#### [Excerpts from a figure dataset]
━━━━━━━━━━━━━━━━━━━━

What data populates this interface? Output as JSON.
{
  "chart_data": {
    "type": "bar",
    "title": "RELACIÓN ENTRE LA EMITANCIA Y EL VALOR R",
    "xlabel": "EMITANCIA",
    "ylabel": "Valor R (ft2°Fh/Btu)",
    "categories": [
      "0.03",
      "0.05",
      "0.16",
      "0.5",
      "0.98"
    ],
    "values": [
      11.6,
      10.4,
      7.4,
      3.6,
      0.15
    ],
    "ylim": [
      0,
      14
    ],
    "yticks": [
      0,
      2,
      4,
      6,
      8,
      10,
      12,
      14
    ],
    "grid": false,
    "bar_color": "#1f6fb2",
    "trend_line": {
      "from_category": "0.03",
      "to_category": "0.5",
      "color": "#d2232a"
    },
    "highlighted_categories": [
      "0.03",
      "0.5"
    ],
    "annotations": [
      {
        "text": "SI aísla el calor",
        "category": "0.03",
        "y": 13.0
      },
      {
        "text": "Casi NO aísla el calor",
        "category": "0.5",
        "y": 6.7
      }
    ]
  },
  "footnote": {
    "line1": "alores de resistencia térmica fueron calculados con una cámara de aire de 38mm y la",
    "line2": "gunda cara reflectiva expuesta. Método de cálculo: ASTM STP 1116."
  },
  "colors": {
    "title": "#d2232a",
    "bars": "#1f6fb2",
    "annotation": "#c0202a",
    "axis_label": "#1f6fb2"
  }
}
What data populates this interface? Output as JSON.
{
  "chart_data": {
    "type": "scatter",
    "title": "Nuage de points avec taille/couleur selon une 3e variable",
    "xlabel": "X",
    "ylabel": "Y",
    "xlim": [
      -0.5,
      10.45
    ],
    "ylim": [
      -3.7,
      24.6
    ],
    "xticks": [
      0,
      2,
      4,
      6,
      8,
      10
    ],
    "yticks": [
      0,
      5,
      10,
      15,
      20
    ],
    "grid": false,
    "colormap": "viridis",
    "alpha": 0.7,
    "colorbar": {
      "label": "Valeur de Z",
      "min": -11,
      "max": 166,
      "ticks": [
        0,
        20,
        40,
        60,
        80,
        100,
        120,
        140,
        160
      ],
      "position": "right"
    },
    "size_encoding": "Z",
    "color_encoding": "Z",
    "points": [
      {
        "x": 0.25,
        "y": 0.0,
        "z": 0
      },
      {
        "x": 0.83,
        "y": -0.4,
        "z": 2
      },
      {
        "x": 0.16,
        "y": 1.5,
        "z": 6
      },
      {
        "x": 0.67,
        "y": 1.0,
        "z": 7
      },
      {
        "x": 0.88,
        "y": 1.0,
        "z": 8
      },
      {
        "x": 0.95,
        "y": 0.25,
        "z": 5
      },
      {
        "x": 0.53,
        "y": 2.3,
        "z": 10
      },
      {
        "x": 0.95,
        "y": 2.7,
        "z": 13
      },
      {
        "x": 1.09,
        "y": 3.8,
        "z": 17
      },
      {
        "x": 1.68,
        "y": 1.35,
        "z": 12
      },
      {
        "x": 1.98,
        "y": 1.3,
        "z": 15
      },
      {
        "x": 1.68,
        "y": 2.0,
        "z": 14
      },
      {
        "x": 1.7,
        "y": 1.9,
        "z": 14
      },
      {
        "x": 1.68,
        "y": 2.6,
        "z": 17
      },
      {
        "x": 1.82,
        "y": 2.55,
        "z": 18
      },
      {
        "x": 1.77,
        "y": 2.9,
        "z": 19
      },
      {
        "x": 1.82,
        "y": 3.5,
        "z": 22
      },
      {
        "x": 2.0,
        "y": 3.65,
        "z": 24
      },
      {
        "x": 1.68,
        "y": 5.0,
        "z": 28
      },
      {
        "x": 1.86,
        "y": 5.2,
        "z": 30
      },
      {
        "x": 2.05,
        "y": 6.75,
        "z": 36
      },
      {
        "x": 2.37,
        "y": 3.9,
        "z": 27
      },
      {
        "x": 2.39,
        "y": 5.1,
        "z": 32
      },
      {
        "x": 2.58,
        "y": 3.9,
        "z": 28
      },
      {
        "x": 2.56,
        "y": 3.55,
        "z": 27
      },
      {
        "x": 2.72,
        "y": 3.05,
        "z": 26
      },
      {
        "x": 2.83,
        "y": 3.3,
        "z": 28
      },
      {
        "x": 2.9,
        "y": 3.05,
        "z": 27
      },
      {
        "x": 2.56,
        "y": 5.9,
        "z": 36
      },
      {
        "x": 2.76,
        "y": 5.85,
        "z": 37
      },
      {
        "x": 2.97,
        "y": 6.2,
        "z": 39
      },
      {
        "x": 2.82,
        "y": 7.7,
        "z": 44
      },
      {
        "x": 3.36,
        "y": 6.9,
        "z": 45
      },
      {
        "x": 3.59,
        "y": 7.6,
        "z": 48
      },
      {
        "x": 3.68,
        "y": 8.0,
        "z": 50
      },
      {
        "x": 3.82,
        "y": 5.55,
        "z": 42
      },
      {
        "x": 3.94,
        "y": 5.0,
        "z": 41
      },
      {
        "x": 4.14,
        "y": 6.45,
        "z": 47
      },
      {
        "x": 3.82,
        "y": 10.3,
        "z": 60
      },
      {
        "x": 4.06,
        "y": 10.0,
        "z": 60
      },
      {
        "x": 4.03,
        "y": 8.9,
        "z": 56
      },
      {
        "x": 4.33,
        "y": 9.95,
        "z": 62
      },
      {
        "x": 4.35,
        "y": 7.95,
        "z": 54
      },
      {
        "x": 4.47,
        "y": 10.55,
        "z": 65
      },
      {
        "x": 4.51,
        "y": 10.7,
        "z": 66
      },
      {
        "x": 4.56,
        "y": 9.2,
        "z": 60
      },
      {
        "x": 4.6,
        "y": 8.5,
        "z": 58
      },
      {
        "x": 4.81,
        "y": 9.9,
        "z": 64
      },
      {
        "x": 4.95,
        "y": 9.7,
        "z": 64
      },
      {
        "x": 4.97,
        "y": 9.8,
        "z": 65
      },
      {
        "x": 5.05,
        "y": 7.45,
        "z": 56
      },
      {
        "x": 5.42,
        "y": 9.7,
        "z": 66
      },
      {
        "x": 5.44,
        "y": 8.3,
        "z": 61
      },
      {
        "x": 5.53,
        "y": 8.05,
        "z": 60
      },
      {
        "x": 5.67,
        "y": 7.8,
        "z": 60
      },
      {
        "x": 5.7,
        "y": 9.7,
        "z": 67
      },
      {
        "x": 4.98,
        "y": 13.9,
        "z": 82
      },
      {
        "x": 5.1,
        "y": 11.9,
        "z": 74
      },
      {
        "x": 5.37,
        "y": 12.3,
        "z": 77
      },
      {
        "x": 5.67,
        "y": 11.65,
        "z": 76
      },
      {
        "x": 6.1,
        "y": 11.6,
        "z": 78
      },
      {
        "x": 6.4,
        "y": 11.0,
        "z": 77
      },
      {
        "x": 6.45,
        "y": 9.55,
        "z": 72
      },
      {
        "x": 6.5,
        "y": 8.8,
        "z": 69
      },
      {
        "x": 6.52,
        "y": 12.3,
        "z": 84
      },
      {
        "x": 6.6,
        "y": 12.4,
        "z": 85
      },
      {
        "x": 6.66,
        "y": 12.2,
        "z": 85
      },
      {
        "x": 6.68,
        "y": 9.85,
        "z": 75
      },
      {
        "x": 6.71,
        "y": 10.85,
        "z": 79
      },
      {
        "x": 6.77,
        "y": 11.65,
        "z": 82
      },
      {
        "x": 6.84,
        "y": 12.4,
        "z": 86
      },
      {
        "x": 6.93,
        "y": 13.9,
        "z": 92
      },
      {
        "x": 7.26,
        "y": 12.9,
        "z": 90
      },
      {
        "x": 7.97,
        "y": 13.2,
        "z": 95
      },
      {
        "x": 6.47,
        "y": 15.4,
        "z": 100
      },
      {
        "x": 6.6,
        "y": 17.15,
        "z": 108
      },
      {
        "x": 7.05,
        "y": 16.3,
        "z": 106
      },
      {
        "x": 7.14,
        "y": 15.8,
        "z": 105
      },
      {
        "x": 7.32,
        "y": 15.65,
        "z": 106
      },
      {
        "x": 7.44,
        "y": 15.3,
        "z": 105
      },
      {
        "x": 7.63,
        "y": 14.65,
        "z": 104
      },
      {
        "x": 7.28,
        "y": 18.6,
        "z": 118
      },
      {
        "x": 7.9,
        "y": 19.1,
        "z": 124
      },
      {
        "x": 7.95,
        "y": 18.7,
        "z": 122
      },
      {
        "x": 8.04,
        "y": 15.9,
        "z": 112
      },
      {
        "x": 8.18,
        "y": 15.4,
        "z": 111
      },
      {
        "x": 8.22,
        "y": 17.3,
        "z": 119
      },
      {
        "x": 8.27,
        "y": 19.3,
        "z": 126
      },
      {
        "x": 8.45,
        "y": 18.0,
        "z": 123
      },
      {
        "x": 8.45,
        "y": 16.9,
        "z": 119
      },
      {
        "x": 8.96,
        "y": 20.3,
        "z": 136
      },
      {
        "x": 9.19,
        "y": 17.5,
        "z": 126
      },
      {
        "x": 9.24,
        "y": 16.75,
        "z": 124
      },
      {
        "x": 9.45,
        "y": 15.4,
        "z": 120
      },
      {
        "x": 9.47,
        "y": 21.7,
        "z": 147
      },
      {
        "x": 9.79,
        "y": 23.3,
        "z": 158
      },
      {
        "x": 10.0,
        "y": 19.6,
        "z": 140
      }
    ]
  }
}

━━━━━━━━━━━━━━━━━━━━

Pick out, from the lines above, every one that contains the string "points".

#### [RESULT OF THE EXERCISE]
    "title": "Nuage de points avec taille/couleur selon une 3e variable",
    "points": [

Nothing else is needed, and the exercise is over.